--- start of Dataset records ---

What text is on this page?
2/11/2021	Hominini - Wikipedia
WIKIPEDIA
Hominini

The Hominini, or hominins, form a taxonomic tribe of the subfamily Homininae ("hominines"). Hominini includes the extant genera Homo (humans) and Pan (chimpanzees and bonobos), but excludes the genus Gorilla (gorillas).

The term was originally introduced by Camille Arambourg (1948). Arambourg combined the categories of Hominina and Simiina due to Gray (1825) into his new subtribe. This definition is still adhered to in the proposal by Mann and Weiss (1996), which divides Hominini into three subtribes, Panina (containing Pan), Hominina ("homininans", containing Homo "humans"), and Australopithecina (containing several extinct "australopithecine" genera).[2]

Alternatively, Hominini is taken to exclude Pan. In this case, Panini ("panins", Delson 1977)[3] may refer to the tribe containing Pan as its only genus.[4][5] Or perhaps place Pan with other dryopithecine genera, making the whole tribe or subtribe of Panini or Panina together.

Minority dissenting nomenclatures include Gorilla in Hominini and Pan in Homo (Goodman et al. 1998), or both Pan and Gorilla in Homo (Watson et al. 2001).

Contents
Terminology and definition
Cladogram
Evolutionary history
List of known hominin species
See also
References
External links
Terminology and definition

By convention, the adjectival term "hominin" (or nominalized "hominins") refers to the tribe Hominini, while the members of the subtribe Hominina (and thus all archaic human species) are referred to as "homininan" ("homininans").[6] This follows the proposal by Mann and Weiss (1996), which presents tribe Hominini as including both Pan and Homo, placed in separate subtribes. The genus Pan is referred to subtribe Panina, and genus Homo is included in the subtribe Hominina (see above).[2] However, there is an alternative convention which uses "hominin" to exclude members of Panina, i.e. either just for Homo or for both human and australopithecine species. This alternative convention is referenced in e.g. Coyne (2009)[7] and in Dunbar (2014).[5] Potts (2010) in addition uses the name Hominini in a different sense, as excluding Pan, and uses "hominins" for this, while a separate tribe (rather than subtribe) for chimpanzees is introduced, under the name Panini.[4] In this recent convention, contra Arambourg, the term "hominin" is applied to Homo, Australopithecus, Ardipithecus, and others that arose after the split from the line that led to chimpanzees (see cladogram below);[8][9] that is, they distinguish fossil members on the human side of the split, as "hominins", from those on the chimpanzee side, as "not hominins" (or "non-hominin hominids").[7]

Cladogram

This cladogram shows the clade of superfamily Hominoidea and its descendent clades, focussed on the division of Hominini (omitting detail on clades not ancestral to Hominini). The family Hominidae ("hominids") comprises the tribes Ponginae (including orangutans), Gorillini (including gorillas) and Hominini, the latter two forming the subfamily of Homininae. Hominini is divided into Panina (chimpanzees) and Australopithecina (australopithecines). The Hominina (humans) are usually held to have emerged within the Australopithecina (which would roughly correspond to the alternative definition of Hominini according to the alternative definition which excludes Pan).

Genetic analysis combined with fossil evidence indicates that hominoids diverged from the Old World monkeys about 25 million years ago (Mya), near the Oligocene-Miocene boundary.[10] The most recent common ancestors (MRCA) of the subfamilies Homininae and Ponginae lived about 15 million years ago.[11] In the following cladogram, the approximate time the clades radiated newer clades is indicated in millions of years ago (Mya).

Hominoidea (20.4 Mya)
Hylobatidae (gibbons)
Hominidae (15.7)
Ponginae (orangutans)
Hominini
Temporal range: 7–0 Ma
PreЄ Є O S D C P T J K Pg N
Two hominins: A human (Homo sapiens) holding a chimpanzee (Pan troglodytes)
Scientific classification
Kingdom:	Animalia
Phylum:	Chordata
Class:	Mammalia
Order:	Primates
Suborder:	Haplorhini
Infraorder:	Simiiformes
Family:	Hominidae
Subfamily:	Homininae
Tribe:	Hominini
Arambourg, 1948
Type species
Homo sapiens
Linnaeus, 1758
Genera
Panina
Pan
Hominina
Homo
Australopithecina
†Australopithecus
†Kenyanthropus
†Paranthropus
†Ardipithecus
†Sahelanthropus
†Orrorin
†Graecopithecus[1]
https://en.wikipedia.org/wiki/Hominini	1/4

--- end of Dataset records ---

> **Required work**
Go through the entries and repeat each one exactly.

> **Exercise solution**
What text is on this page?
2/11/2021	Hominini - Wikipedia
WIKIPEDIA
Hominini

The Hominini, or hominins, form a taxonomic tribe of the subfamily Homininae ("hominines"). Hominini includes the extant genera Homo (humans) and Pan (chimpanzees and bonobos), but excludes the genus Gorilla (gorillas).

The term was originally introduced by Camille Arambourg (1948). Arambourg combined the categories of Hominina and Simiina due to Gray (1825) into his new subtribe. This definition is still adhered to in the proposal by Mann and Weiss (1996), which divides Hominini into three subtribes, Panina (containing Pan), Hominina ("homininans", containing Homo "humans"), and Australopithecina (containing several extinct "australopithecine" genera).[2]

Alternatively, Hominini is taken to exclude Pan. In this case, Panini ("panins", Delson 1977)[3] may refer to the tribe containing Pan as its only genus.[4][5] Or perhaps place Pan with other dryopithecine genera, making the whole tribe or subtribe of Panini or Panina together.

Minority dissenting nomenclatures include Gorilla in Hominini and Pan in Homo (Goodman et al. 1998), or both Pan and Gorilla in Homo (Watson et al. 2001).

Contents
Terminology and definition
Cladogram
Evolutionary history
List of known hominin species
See also
References
External links
Terminology and definition

By convention, the adjectival term "hominin" (or nominalized "hominins") refers to the tribe Hominini, while the members of the subtribe Hominina (and thus all archaic human species) are referred to as "homininan" ("homininans").[6] This follows the proposal by Mann and Weiss (1996), which presents tribe Hominini as including both Pan and Homo, placed in separate subtribes. The genus Pan is referred to subtribe Panina, and genus Homo is included in the subtribe Hominina (see above).[2] However, there is an alternative convention which uses "hominin" to exclude members of Panina, i.e. either just for Homo or for both human and australopithecine species. This alternative convention is referenced in e.g. Coyne (2009)[7] and in Dunbar (2014).[5] Potts (2010) in addition uses the name Hominini in a different sense, as excluding Pan, and uses "hominins" for this, while a separate tribe (rather than subtribe) for chimpanzees is introduced, under the name Panini.[4] In this recent convention, contra Arambourg, the term "hominin" is applied to Homo, Australopithecus, Ardipithecus, and others that arose after the split from the line that led to chimpanzees (see cladogram below);[8][9] that is, they distinguish fossil members on the human side of the split, as "hominins", from those on the chimpanzee side, as "not hominins" (or "non-hominin hominids").[7]

Cladogram

This cladogram shows the clade of superfamily Hominoidea and its descendent clades, focussed on the division of Hominini (omitting detail on clades not ancestral to Hominini). The family Hominidae ("hominids") comprises the tribes Ponginae (including orangutans), Gorillini (including gorillas) and Hominini, the latter two forming the subfamily of Homininae. Hominini is divided into Panina (chimpanzees) and Australopithecina (australopithecines). The Hominina (humans) are usually held to have emerged within the Australopithecina (which would roughly correspond to the alternative definition of Hominini according to the alternative definition which excludes Pan).

Genetic analysis combined with fossil evidence indicates that hominoids diverged from the Old World monkeys about 25 million years ago (Mya), near the Oligocene-Miocene boundary.[10] The most recent common ancestors (MRCA) of the subfamilies Homininae and Ponginae lived about 15 million years ago.[11] In the following cladogram, the approximate time the clades radiated newer clades is indicated in millions of years ago (Mya).

Hominoidea (20.4 Mya)
Hylobatidae (gibbons)
Hominidae (15.7)
Ponginae (orangutans)
Hominini
Temporal range: 7–0 Ma
PreЄ Є O S D C P T J K Pg N
Two hominins: A human (Homo sapiens) holding a chimpanzee (Pan troglodytes)
Scientific classification
Kingdom:	Animalia
Phylum:	Chordata
Class:	Mammalia
Order:	Primates
Suborder:	Haplorhini
Infraorder:	Simiiformes
Family:	Hominidae
Subfamily:	Homininae
Tribe:	Hominini
Arambourg, 1948
Type species
Homo sapiens
Linnaeus, 1758
Genera
Panina
Pan
Hominina
Homo
Australopithecina
†Australopithecus
†Kenyanthropus
†Paranthropus
†Ardipithecus
†Sahelanthropus
†Orrorin
†Graecopithecus[1]
https://en.wikipedia.org/wiki/Hominini	1/4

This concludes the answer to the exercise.